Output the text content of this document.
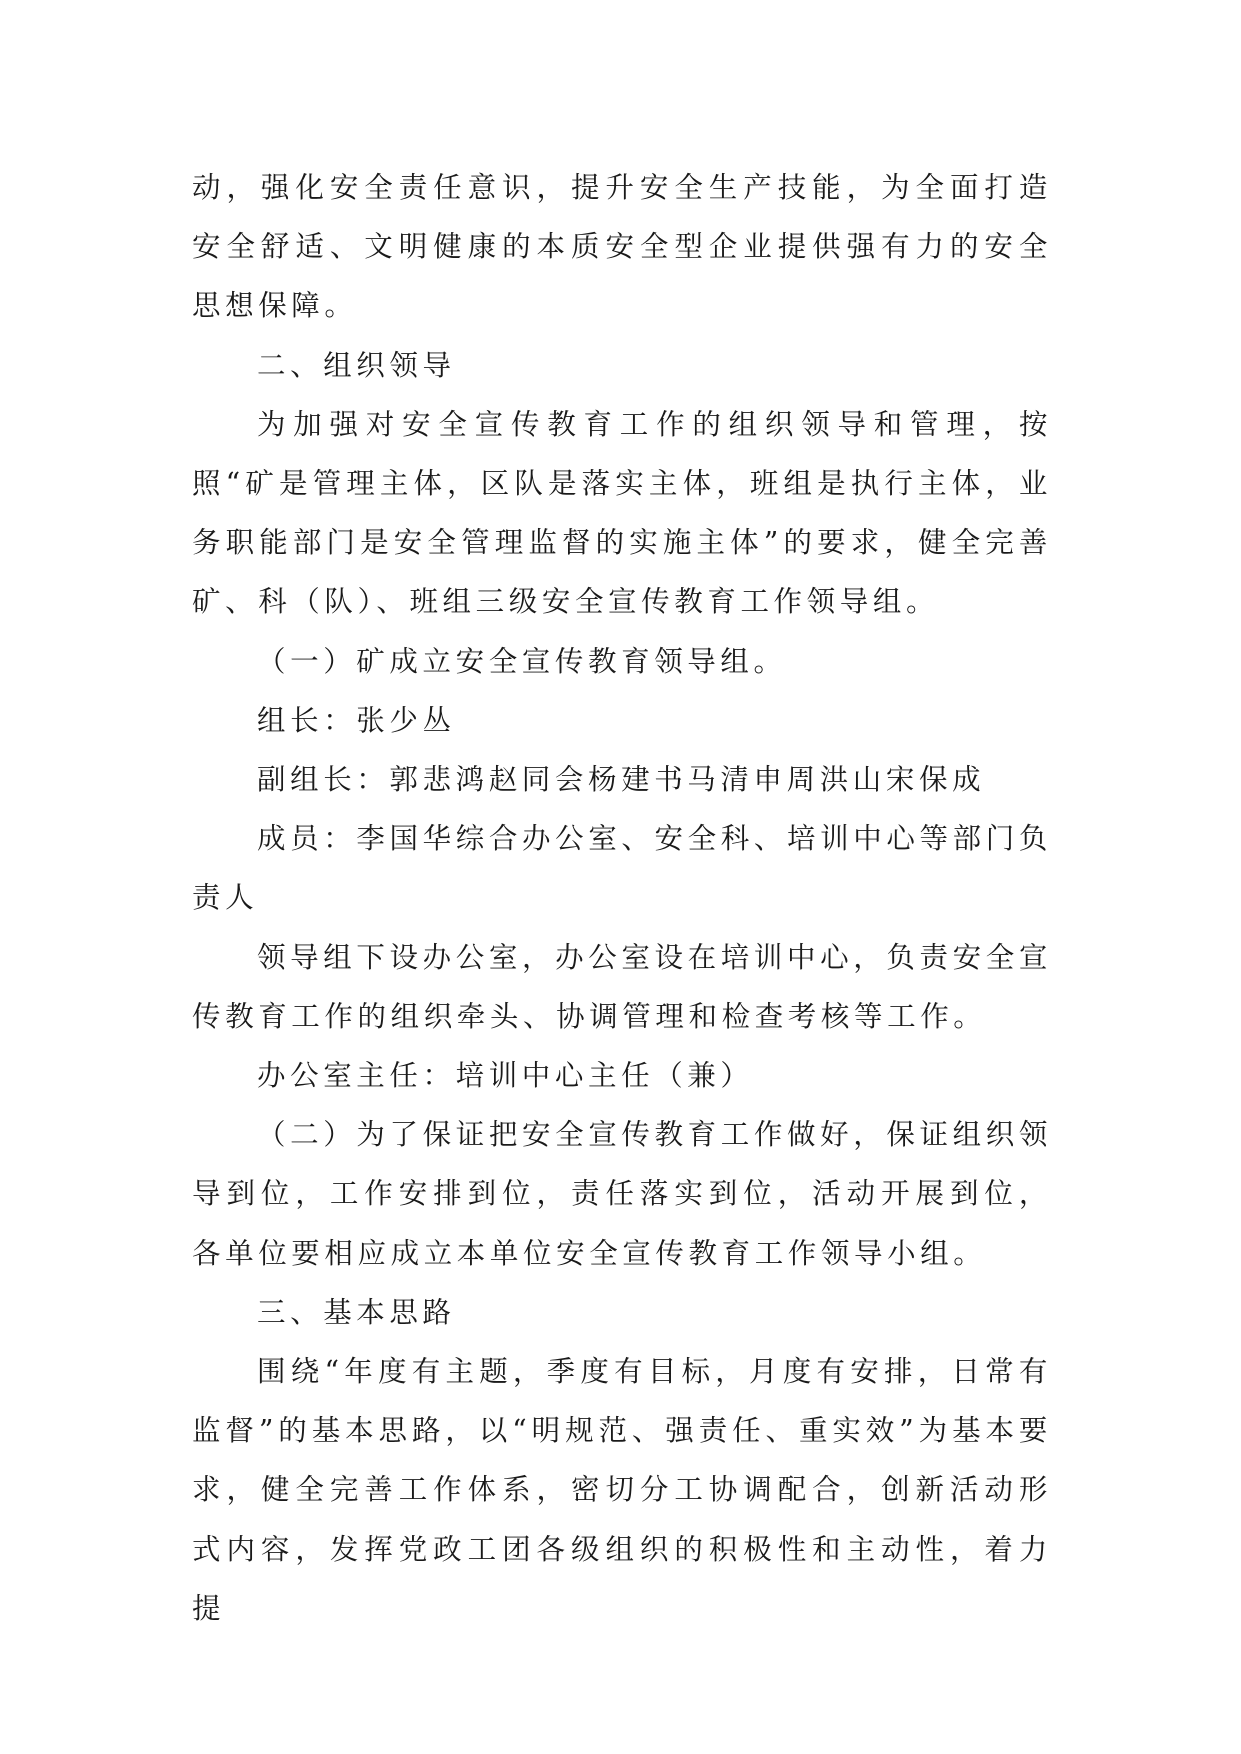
动，强化安全责任意识，提升安全生产技能，为全面打造安全舒适、文明健康的本质安全型企业提供强有力的安全思想保障。

二、组织领导

为加强对安全宣传教育工作的组织领导和管理，按照“矿是管理主体，区队是落实主体，班组是执行主体，业务职能部门是安全管理监督的实施主体”的要求，健全完善矿、科（队）、班组三级安全宣传教育工作领导组。

（一）矿成立安全宣传教育领导组。

组长：张少丛

副组长：郭悲鸿赵同会杨建书马清申周洪山宋保成

成员：李国华综合办公室、安全科、培训中心等部门负责人

领导组下设办公室，办公室设在培训中心，负责安全宣传教育工作的组织牵头、协调管理和检查考核等工作。

办公室主任：培训中心主任（兼）

（二）为了保证把安全宣传教育工作做好，保证组织领导到位，工作安排到位，责任落实到位，活动开展到位，各单位要相应成立本单位安全宣传教育工作领导小组。

三、基本思路

围绕“年度有主题，季度有目标，月度有安排，日常有监督”的基本思路，以“明规范、强责任、重实效”为基本要求，健全完善工作体系，密切分工协调配合，创新活动形式内容，发挥党政工团各级组织的积极性和主动性，着力提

------

SHORT PROBLEM - Write the lines above out again exactly, without any of their pictures.

WRITTEN ANSWER -
Output the text content of this document.
动，强化安全责任意识，提升安全生产技能，为全面打造安全舒适、文明健康的本质安全型企业提供强有力的安全思想保障。

二、组织领导

为加强对安全宣传教育工作的组织领导和管理，按照“矿是管理主体，区队是落实主体，班组是执行主体，业务职能部门是安全管理监督的实施主体”的要求，健全完善矿、科（队）、班组三级安全宣传教育工作领导组。

（一）矿成立安全宣传教育领导组。

组长：张少丛

副组长：郭悲鸿赵同会杨建书马清申周洪山宋保成

成员：李国华综合办公室、安全科、培训中心等部门负责人

领导组下设办公室，办公室设在培训中心，负责安全宣传教育工作的组织牵头、协调管理和检查考核等工作。

办公室主任：培训中心主任（兼）

（二）为了保证把安全宣传教育工作做好，保证组织领导到位，工作安排到位，责任落实到位，活动开展到位，各单位要相应成立本单位安全宣传教育工作领导小组。

三、基本思路

围绕“年度有主题，季度有目标，月度有安排，日常有监督”的基本思路，以“明规范、强责任、重实效”为基本要求，健全完善工作体系，密切分工协调配合，创新活动形式内容，发挥党政工团各级组织的积极性和主动性，着力提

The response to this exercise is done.